[REQUIREMENT]: Select every line holding the word "ГУЗОО" and copy it.

===== THE DATA

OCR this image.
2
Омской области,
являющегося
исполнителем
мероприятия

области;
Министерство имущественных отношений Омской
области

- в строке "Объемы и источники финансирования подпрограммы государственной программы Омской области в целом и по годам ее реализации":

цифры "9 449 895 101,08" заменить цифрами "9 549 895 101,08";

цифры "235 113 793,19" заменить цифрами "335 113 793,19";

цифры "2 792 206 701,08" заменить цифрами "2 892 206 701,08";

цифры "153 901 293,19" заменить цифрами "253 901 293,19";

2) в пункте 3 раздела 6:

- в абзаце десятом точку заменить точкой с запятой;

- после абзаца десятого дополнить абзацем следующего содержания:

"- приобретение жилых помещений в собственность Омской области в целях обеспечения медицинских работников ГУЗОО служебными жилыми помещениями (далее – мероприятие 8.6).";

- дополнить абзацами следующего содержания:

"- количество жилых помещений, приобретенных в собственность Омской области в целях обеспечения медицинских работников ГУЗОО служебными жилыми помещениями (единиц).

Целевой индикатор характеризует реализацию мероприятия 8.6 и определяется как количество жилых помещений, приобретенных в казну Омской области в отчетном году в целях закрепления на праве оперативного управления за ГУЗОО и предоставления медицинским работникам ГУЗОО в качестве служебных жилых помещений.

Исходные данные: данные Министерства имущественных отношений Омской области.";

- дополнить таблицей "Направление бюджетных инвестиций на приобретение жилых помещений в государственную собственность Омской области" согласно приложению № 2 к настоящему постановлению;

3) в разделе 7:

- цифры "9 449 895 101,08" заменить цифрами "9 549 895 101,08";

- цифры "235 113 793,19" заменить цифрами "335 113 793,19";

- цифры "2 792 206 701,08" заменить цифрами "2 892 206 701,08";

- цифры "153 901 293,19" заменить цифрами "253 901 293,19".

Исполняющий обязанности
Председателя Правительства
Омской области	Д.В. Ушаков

==========

[TASK RESPONSE]:
"- приобретение жилых помещений в собственность Омской области в целях обеспечения медицинских работников ГУЗОО служебными жилыми помещениями (далее – мероприятие 8.6).";
"- количество жилых помещений, приобретенных в собственность Омской области в целях обеспечения медицинских работников ГУЗОО служебными жилыми помещениями (единиц).
Целевой индикатор характеризует реализацию мероприятия 8.6 и определяется как количество жилых помещений, приобретенных в казну Омской области в отчетном году в целях закрепления на праве оперативного управления за ГУЗОО и предоставления медицинским работникам ГУЗОО в качестве служебных жилых помещений.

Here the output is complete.